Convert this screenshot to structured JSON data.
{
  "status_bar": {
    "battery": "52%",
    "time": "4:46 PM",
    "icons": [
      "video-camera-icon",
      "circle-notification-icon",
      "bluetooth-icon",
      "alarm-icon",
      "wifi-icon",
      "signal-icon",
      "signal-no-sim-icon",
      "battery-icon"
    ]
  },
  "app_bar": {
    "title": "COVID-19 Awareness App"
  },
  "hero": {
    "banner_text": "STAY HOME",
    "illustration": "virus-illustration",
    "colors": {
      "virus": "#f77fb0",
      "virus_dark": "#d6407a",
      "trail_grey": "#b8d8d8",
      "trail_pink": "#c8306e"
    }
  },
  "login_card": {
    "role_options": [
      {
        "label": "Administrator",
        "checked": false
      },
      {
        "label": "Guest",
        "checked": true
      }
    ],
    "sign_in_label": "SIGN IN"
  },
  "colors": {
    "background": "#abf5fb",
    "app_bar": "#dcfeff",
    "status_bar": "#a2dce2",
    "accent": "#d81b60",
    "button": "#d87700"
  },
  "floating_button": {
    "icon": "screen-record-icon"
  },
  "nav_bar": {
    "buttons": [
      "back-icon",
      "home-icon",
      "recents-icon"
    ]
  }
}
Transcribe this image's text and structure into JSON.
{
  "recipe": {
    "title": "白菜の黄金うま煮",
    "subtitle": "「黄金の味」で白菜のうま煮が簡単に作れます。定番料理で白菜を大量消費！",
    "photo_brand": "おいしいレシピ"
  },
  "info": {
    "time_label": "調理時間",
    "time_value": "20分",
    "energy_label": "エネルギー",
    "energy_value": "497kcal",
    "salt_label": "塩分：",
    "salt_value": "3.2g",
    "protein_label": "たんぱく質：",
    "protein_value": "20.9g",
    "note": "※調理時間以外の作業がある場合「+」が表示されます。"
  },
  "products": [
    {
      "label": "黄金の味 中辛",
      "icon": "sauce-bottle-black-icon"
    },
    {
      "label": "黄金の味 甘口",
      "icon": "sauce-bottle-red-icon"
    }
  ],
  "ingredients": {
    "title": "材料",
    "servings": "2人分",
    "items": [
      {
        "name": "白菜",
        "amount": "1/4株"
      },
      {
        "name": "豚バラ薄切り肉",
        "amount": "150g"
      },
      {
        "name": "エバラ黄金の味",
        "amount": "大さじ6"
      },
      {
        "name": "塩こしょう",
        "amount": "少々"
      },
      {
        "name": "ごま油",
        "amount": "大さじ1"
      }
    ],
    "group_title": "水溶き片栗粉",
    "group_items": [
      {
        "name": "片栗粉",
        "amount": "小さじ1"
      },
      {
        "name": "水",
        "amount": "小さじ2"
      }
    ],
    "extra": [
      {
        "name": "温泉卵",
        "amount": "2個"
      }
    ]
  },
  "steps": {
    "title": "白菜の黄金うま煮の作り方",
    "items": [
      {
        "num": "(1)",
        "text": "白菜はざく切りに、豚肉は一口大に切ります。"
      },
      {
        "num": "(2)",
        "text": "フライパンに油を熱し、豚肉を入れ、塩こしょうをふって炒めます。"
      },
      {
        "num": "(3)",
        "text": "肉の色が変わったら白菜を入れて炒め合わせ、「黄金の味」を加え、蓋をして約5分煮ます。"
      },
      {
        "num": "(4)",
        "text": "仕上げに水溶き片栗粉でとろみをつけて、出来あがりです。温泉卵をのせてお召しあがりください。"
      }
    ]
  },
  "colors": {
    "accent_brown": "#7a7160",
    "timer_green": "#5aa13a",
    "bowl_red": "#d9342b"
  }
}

* [What the task requires] The response should consist of all the entries, copied without any alteration.

* [Answer section]
Convert this screenshot to structured JSON data.
{
  "status_bar": {
    "battery": "52%",
    "time": "4:46 PM",
    "icons": [
      "video-camera-icon",
      "circle-notification-icon",
      "bluetooth-icon",
      "alarm-icon",
      "wifi-icon",
      "signal-icon",
      "signal-no-sim-icon",
      "battery-icon"
    ]
  },
  "app_bar": {
    "title": "COVID-19 Awareness App"
  },
  "hero": {
    "banner_text": "STAY HOME",
    "illustration": "virus-illustration",
    "colors": {
      "virus": "#f77fb0",
      "virus_dark": "#d6407a",
      "trail_grey": "#b8d8d8",
      "trail_pink": "#c8306e"
    }
  },
  "login_card": {
    "role_options": [
      {
        "label": "Administrator",
        "checked": false
      },
      {
        "label": "Guest",
        "checked": true
      }
    ],
    "sign_in_label": "SIGN IN"
  },
  "colors": {
    "background": "#abf5fb",
    "app_bar": "#dcfeff",
    "status_bar": "#a2dce2",
    "accent": "#d81b60",
    "button": "#d87700"
  },
  "floating_button": {
    "icon": "screen-record-icon"
  },
  "nav_bar": {
    "buttons": [
      "back-icon",
      "home-icon",
      "recents-icon"
    ]
  }
}
Transcribe this image's text and structure into JSON.
{
  "recipe": {
    "title": "白菜の黄金うま煮",
    "subtitle": "「黄金の味」で白菜のうま煮が簡単に作れます。定番料理で白菜を大量消費！",
    "photo_brand": "おいしいレシピ"
  },
  "info": {
    "time_label": "調理時間",
    "time_value": "20分",
    "energy_label": "エネルギー",
    "energy_value": "497kcal",
    "salt_label": "塩分：",
    "salt_value": "3.2g",
    "protein_label": "たんぱく質：",
    "protein_value": "20.9g",
    "note": "※調理時間以外の作業がある場合「+」が表示されます。"
  },
  "products": [
    {
      "label": "黄金の味 中辛",
      "icon": "sauce-bottle-black-icon"
    },
    {
      "label": "黄金の味 甘口",
      "icon": "sauce-bottle-red-icon"
    }
  ],
  "ingredients": {
    "title": "材料",
    "servings": "2人分",
    "items": [
      {
        "name": "白菜",
        "amount": "1/4株"
      },
      {
        "name": "豚バラ薄切り肉",
        "amount": "150g"
      },
      {
        "name": "エバラ黄金の味",
        "amount": "大さじ6"
      },
      {
        "name": "塩こしょう",
        "amount": "少々"
      },
      {
        "name": "ごま油",
        "amount": "大さじ1"
      }
    ],
    "group_title": "水溶き片栗粉",
    "group_items": [
      {
        "name": "片栗粉",
        "amount": "小さじ1"
      },
      {
        "name": "水",
        "amount": "小さじ2"
      }
    ],
    "extra": [
      {
        "name": "温泉卵",
        "amount": "2個"
      }
    ]
  },
  "steps": {
    "title": "白菜の黄金うま煮の作り方",
    "items": [
      {
        "num": "(1)",
        "text": "白菜はざく切りに、豚肉は一口大に切ります。"
      },
      {
        "num": "(2)",
        "text": "フライパンに油を熱し、豚肉を入れ、塩こしょうをふって炒めます。"
      },
      {
        "num": "(3)",
        "text": "肉の色が変わったら白菜を入れて炒め合わせ、「黄金の味」を加え、蓋をして約5分煮ます。"
      },
      {
        "num": "(4)",
        "text": "仕上げに水溶き片栗粉でとろみをつけて、出来あがりです。温泉卵をのせてお召しあがりください。"
      }
    ]
  },
  "colors": {
    "accent_brown": "#7a7160",
    "timer_green": "#5aa13a",
    "bowl_red": "#d9342b"
  }
}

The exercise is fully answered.